Requirement 1 —
Collect every line from the entries below that contains the string "boxes", copying each line unchanged. Case counts.

Tony Derron of Denver, 30, decided to check out Bluebird this year after becoming “addicted to powder” on a heli-skiing trip last year in Canada.
“I had never skied like that before, so I started looking into how you get powder without having to pay an exorbitant amount of money,” Derron said. “It was backcountry skiing. I decided if I wanted to keep skiing powder, I needed to learn how to skin and use a split board and get comfortable in the backcountry. I really enjoyed the physical activity and the workout of it, too, so I was like, ‘Let’s go check out Bluebird.’ Without knowing anything about skinning or backcountry skiing, I bought a season pass and decided I was going to go all in this year.”
He turned his first Bluebird trip into a 30th birthday party with friends and treated himself to a full alpine touring set-up. He plans to take an avalanche certification course soon.
Davis said she and her fiancé probably will invest in backcountry gear next season.
“Right now we’re just renting and experiencing (Bluebird) because it’s so relaxing and we’re not having to wake up at 4:30 in the morning on a Saturday to fight traffic to get to Winter Park or Vail,” Davis said. “What we’ve found is that the whole ambience there, and the fact that it’s a controlled environment, is really what gives us peace.”

Requirement 2 —
In the backcountry skiing passage, rewrite everything from "He turned his" down to "gear next season.", replacing "fiancé" with "partner".

Records for processing —
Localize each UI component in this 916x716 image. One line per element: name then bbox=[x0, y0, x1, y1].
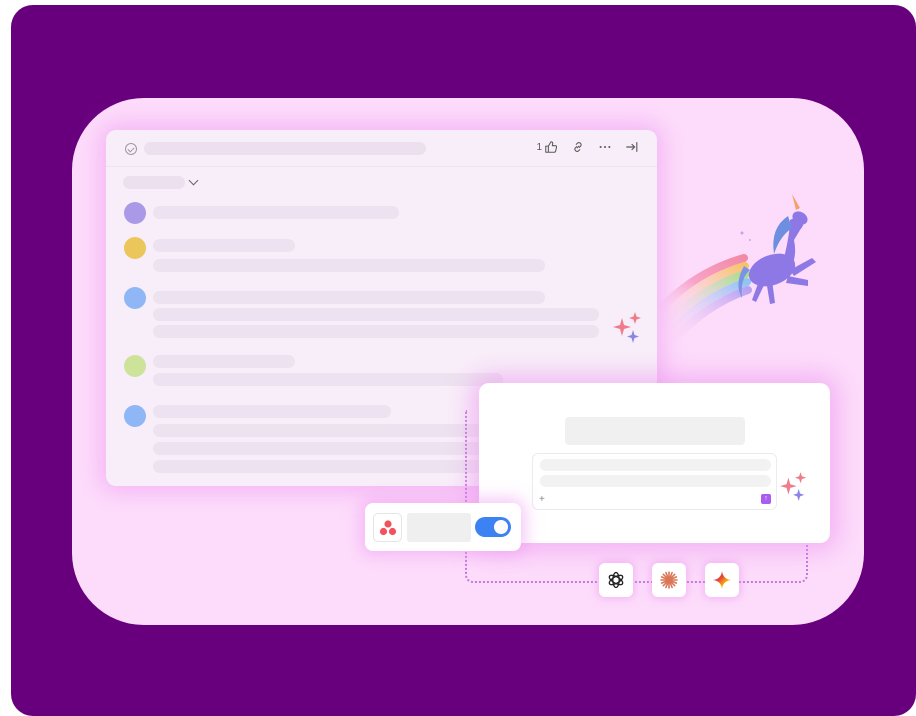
comment-line bbox=[153, 424, 483, 437]
comment-line bbox=[153, 259, 545, 272]
comment-author-placeholder bbox=[153, 239, 295, 252]
comment-author-placeholder bbox=[153, 355, 295, 368]
gemini-icon[interactable] bbox=[705, 563, 739, 597]
comment-line bbox=[153, 373, 503, 386]
avatar bbox=[124, 355, 146, 377]
unicorn-illustration bbox=[653, 194, 816, 349]
attach-button[interactable]: + bbox=[539, 494, 545, 505]
ai-prompt-input[interactable]: + ↑ bbox=[532, 453, 777, 510]
collapse-icon[interactable] bbox=[625, 140, 639, 154]
like-count: 1 bbox=[536, 141, 542, 153]
prompt-line bbox=[540, 459, 771, 471]
task-title-placeholder bbox=[144, 142, 426, 155]
integration-toggle[interactable] bbox=[475, 517, 511, 537]
comment-line bbox=[153, 206, 399, 219]
like-button[interactable]: 1 bbox=[536, 140, 558, 154]
filter-label-placeholder bbox=[123, 176, 185, 189]
avatar bbox=[124, 237, 146, 259]
comment-line bbox=[153, 291, 545, 304]
send-button[interactable]: ↑ bbox=[761, 494, 771, 504]
ai-title-placeholder bbox=[565, 417, 745, 445]
chevron-down-icon bbox=[188, 175, 199, 186]
avatar bbox=[124, 202, 146, 224]
link-icon[interactable] bbox=[571, 140, 585, 154]
more-icon[interactable] bbox=[598, 140, 612, 154]
header-toolbar: 1 bbox=[536, 140, 639, 154]
openai-icon[interactable] bbox=[599, 563, 633, 597]
comment-author-placeholder bbox=[153, 405, 391, 418]
ai-prompt-card: + ↑ bbox=[479, 383, 830, 543]
comment-line bbox=[153, 325, 599, 338]
sparkles-icon bbox=[613, 312, 641, 343]
asana-icon bbox=[373, 513, 402, 542]
thumbs-up-icon bbox=[544, 140, 558, 154]
sparkles-icon bbox=[780, 472, 807, 501]
avatar bbox=[124, 405, 146, 427]
comment-line bbox=[153, 308, 599, 321]
comment-line bbox=[153, 442, 483, 455]
check-circle-icon[interactable] bbox=[125, 143, 137, 155]
claude-icon[interactable] bbox=[652, 563, 686, 597]
integration-name-placeholder bbox=[407, 513, 471, 542]
prompt-line bbox=[540, 475, 771, 487]
comment-line bbox=[153, 460, 483, 473]
task-header: 1 bbox=[106, 130, 657, 167]
integration-card bbox=[365, 503, 521, 551]
avatar bbox=[124, 287, 146, 309]
activity-filter-dropdown[interactable] bbox=[123, 175, 199, 189]
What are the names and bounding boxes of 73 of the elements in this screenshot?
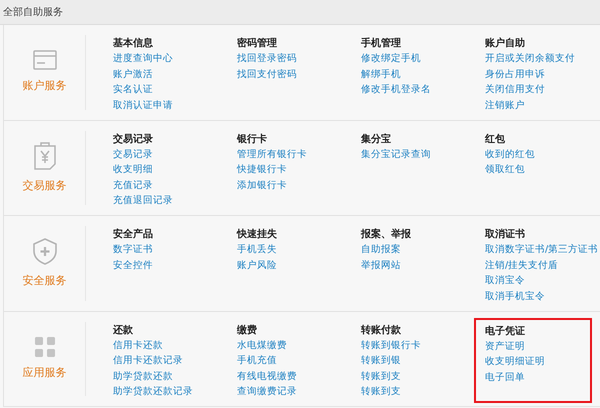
service-link[interactable]: 信用卡还款记录 [113,353,183,368]
service-link[interactable]: 助学贷款还款 [113,368,173,384]
group-heading: 账户自助 [485,37,525,51]
service-link[interactable]: 开启或关闭余额支付 [485,51,575,66]
group-heading: 取消证书 [485,228,525,242]
group-heading: 电子凭证 [485,324,525,338]
service-link[interactable]: 修改手机登录名 [361,82,431,98]
receipt-icon [34,142,56,170]
service-link[interactable]: 充值记录 [113,178,153,193]
service-link[interactable]: 电子回单 [485,370,525,385]
service-link[interactable]: 数字证书 [113,242,153,258]
service-link[interactable]: 手机充值 [237,353,277,368]
service-link[interactable]: 集分宝记录查询 [361,146,431,162]
group-heading: 手机管理 [361,37,401,51]
service-link[interactable]: 注销账户 [485,98,525,113]
service-link[interactable]: 管理所有银行卡 [237,146,307,162]
service-link[interactable]: 查询缴费记录 [237,384,297,400]
service-link[interactable]: 进度查询中心 [113,51,173,66]
service-link[interactable]: 收到的红包 [485,146,535,162]
group-heading: 红包 [485,132,505,146]
service-link[interactable]: 举报网站 [361,258,401,273]
group-heading: 转账付款 [361,324,401,338]
group-heading: 密码管理 [237,37,277,51]
service-link[interactable]: 实名认证 [113,82,153,98]
group-heading: 快速挂失 [237,228,277,242]
service-link[interactable]: 账户激活 [113,66,153,82]
grid-icon [34,336,54,356]
page-title: 全部自助服务 [3,6,63,20]
service-link[interactable]: 收支明细 [113,162,153,178]
section-label: 应用服务 [22,364,66,380]
group-heading: 缴费 [237,324,257,338]
service-link[interactable]: 转账到支 [361,368,401,384]
service-link[interactable]: 取消认证申请 [113,98,173,113]
service-link[interactable]: 找回登录密码 [237,51,297,66]
service-link[interactable]: 注销/挂失支付盾 [485,258,558,273]
service-link[interactable]: 修改绑定手机 [361,51,421,66]
service-link[interactable]: 资产证明 [485,338,525,354]
group-heading: 基本信息 [113,37,153,51]
service-link[interactable]: 取消宝令 [485,273,525,288]
group-heading: 交易记录 [113,132,153,146]
service-link[interactable]: 关闭信用支付 [485,82,545,98]
service-link[interactable]: 添加银行卡 [237,178,287,193]
service-link[interactable]: 转账到银 [361,353,401,368]
section-label: 账户服务 [22,78,66,94]
service-link[interactable]: 领取红包 [485,162,525,178]
group-heading: 还款 [113,324,133,338]
service-link[interactable]: 收支明细证明 [485,354,545,370]
service-link[interactable]: 解绑手机 [361,66,401,82]
service-link[interactable]: 交易记录 [113,146,153,162]
service-link[interactable]: 助学贷款还款记录 [113,384,193,400]
service-link[interactable]: 充值退回记录 [113,193,173,208]
service-link[interactable]: 账户风险 [237,258,277,273]
group-heading: 银行卡 [237,132,267,146]
service-link[interactable]: 有线电视缴费 [237,368,297,384]
service-link[interactable]: 信用卡还款 [113,338,163,353]
shield-icon [32,238,56,264]
service-link[interactable]: 快捷银行卡 [237,162,287,178]
service-link[interactable]: 转账到银行卡 [361,338,421,353]
group-heading: 安全产品 [113,228,153,242]
section-label: 交易服务 [22,178,66,194]
service-link[interactable]: 手机丢失 [237,242,277,258]
service-link[interactable]: 水电煤缴费 [237,338,287,353]
service-link[interactable]: 找回支付密码 [237,66,297,82]
service-link[interactable]: 取消手机宝令 [485,288,545,304]
card-icon [32,50,56,70]
service-link[interactable]: 转账到支 [361,384,401,400]
service-link[interactable]: 安全控件 [113,258,153,273]
group-heading: 报案、举报 [361,228,411,242]
service-link[interactable]: 自助报案 [361,242,401,258]
group-heading: 集分宝 [361,132,391,146]
service-link[interactable]: 取消数字证书/第三方证书 [485,242,598,258]
service-link[interactable]: 身份占用申诉 [485,66,545,82]
section-label: 安全服务 [22,272,66,288]
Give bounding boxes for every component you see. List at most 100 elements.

Correct result 1 —
What are the names and bounding boxes of 73 of the elements in this screenshot?
Give bounding boxes for every component you see. List at most 100 elements.

Correct result 2 —
He turned his first Bluebird trip into a 30th birthday party with friends and treated himself to a full alpine touring set-up. He plans to take an avalanche certification course soon.
Davis said she and her partner probably will invest in backcountry gear next season.